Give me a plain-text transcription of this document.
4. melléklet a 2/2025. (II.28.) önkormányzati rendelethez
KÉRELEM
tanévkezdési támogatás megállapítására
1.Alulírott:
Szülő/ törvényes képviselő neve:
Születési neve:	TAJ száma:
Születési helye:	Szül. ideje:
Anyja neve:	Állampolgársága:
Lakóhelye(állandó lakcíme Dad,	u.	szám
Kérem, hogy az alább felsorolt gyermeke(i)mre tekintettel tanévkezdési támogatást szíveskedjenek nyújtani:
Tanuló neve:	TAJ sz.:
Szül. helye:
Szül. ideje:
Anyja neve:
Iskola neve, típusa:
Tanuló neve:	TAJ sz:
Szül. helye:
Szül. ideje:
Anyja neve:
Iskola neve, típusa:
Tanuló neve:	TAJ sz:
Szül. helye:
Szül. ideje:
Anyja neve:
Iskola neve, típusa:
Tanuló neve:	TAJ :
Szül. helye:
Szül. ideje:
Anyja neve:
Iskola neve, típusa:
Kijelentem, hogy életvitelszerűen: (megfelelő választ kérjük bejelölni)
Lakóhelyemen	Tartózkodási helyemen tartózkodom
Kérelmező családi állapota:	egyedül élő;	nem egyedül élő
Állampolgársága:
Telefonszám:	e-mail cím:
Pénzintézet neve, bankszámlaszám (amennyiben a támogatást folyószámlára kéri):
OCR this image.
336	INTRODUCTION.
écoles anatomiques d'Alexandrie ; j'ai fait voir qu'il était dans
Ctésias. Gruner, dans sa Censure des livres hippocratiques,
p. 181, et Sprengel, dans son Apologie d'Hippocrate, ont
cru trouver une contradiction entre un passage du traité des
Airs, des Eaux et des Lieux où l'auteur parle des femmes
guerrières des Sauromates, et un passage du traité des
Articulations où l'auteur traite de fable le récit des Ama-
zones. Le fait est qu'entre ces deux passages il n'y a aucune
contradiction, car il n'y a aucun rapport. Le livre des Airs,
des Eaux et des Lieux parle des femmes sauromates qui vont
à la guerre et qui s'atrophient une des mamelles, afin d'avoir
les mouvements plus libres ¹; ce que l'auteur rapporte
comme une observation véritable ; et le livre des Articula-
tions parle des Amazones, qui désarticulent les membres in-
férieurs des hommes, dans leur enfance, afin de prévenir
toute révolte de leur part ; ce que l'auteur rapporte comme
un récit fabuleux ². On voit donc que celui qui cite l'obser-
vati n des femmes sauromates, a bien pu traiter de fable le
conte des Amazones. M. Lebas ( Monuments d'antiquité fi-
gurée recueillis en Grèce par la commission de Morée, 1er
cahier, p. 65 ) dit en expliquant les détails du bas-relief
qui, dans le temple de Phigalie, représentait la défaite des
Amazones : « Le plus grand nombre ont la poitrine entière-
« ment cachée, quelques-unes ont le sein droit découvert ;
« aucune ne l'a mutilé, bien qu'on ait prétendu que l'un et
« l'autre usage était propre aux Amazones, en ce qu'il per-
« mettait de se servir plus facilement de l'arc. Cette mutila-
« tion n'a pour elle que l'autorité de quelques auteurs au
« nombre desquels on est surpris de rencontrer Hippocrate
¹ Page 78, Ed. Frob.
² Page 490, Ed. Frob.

# # # # # # #

• _What you are asked to do_:
Return every record above exactly as it appears.

• _Correct result_:
Give me a plain-text transcription of this document.
4. melléklet a 2/2025. (II.28.) önkormányzati rendelethez
KÉRELEM
tanévkezdési támogatás megállapítására
1.Alulírott:
Szülő/ törvényes képviselő neve:
Születési neve:	TAJ száma:
Születési helye:	Szül. ideje:
Anyja neve:	Állampolgársága:
Lakóhelye(állandó lakcíme Dad,	u.	szám
Kérem, hogy az alább felsorolt gyermeke(i)mre tekintettel tanévkezdési támogatást szíveskedjenek nyújtani:
Tanuló neve:	TAJ sz.:
Szül. helye:
Szül. ideje:
Anyja neve:
Iskola neve, típusa:
Tanuló neve:	TAJ sz:
Szül. helye:
Szül. ideje:
Anyja neve:
Iskola neve, típusa:
Tanuló neve:	TAJ sz:
Szül. helye:
Szül. ideje:
Anyja neve:
Iskola neve, típusa:
Tanuló neve:	TAJ :
Szül. helye:
Szül. ideje:
Anyja neve:
Iskola neve, típusa:
Kijelentem, hogy életvitelszerűen: (megfelelő választ kérjük bejelölni)
Lakóhelyemen	Tartózkodási helyemen tartózkodom
Kérelmező családi állapota:	egyedül élő;	nem egyedül élő
Állampolgársága:
Telefonszám:	e-mail cím:
Pénzintézet neve, bankszámlaszám (amennyiben a támogatást folyószámlára kéri):
OCR this image.
336	INTRODUCTION.
écoles anatomiques d'Alexandrie ; j'ai fait voir qu'il était dans
Ctésias. Gruner, dans sa Censure des livres hippocratiques,
p. 181, et Sprengel, dans son Apologie d'Hippocrate, ont
cru trouver une contradiction entre un passage du traité des
Airs, des Eaux et des Lieux où l'auteur parle des femmes
guerrières des Sauromates, et un passage du traité des
Articulations où l'auteur traite de fable le récit des Ama-
zones. Le fait est qu'entre ces deux passages il n'y a aucune
contradiction, car il n'y a aucun rapport. Le livre des Airs,
des Eaux et des Lieux parle des femmes sauromates qui vont
à la guerre et qui s'atrophient une des mamelles, afin d'avoir
les mouvements plus libres ¹; ce que l'auteur rapporte
comme une observation véritable ; et le livre des Articula-
tions parle des Amazones, qui désarticulent les membres in-
férieurs des hommes, dans leur enfance, afin de prévenir
toute révolte de leur part ; ce que l'auteur rapporte comme
un récit fabuleux ². On voit donc que celui qui cite l'obser-
vati n des femmes sauromates, a bien pu traiter de fable le
conte des Amazones. M. Lebas ( Monuments d'antiquité fi-
gurée recueillis en Grèce par la commission de Morée, 1er
cahier, p. 65 ) dit en expliquant les détails du bas-relief
qui, dans le temple de Phigalie, représentait la défaite des
Amazones : « Le plus grand nombre ont la poitrine entière-
« ment cachée, quelques-unes ont le sein droit découvert ;
« aucune ne l'a mutilé, bien qu'on ait prétendu que l'un et
« l'autre usage était propre aux Amazones, en ce qu'il per-
« mettait de se servir plus facilement de l'arc. Cette mutila-
« tion n'a pour elle que l'autorité de quelques auteurs au
« nombre desquels on est surpris de rencontrer Hippocrate
¹ Page 78, Ed. Frob.
² Page 490, Ed. Frob.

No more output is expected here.